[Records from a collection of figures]
— BEGIN —

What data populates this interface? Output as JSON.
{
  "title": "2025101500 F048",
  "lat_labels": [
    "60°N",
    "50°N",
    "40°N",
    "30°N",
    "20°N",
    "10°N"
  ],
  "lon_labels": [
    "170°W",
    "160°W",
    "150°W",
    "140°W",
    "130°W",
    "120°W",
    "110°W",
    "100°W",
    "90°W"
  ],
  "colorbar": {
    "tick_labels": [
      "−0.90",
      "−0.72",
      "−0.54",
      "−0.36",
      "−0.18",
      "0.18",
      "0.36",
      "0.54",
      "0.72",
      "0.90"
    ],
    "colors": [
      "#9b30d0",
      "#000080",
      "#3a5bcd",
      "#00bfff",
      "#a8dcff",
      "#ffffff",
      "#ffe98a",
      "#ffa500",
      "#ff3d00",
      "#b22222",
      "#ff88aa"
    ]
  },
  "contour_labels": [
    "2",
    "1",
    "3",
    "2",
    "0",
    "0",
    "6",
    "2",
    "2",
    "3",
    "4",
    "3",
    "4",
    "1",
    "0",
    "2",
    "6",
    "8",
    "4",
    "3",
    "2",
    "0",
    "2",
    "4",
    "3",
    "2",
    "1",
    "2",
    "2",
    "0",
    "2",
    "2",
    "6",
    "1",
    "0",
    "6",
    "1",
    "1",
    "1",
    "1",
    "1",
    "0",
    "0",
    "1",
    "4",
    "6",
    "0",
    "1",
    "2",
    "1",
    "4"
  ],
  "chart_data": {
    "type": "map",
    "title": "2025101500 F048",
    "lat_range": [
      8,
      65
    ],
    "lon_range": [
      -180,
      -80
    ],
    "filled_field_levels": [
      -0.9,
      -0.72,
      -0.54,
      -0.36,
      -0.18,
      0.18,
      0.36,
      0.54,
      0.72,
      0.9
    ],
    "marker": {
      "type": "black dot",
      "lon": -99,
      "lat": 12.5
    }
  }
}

— END —
— BEGIN —

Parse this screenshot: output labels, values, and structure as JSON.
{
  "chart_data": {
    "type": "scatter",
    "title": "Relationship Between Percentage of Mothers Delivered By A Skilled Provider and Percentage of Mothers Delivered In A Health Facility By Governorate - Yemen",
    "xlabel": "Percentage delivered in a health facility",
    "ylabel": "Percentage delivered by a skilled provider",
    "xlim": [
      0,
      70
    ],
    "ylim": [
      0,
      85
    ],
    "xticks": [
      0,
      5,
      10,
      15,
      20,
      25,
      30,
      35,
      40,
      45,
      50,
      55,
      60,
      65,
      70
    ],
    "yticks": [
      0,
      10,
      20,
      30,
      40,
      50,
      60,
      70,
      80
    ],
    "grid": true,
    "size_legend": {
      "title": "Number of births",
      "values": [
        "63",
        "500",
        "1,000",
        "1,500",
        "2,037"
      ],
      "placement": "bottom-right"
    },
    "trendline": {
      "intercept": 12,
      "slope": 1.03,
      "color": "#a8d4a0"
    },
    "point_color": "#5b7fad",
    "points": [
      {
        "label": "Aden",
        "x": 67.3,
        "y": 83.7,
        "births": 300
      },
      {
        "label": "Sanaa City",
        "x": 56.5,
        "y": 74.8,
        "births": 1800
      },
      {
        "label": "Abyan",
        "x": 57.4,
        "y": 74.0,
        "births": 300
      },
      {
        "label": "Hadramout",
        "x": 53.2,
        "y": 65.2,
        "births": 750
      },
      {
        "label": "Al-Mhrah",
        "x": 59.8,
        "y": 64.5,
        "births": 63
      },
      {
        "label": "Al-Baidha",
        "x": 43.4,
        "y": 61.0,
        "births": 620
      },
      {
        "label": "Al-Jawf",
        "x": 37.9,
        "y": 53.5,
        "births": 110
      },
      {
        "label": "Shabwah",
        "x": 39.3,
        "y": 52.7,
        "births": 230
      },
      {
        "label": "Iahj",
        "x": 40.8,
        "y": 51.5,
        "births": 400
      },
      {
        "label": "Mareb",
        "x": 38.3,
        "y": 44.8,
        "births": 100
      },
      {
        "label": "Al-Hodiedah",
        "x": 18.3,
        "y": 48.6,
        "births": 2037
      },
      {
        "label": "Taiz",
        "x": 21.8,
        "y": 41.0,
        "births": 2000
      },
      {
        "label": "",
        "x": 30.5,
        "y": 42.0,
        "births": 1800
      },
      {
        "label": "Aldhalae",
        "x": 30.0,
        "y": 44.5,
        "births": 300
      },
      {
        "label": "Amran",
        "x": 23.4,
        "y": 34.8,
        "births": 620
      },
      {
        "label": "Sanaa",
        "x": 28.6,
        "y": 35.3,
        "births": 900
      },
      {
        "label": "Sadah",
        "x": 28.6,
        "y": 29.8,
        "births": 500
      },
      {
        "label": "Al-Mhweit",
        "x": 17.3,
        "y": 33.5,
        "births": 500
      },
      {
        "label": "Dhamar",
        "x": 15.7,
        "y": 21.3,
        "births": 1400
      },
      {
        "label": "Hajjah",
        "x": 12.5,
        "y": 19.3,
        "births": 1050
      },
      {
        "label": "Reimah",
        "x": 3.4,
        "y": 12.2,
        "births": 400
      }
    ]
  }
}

— END —

▸ **SHORT TASK**: Of all the lines in the entries, how many contain the word "JSON"? Give only the number.

▸ **SOLUTION TO THIS TASK**: 2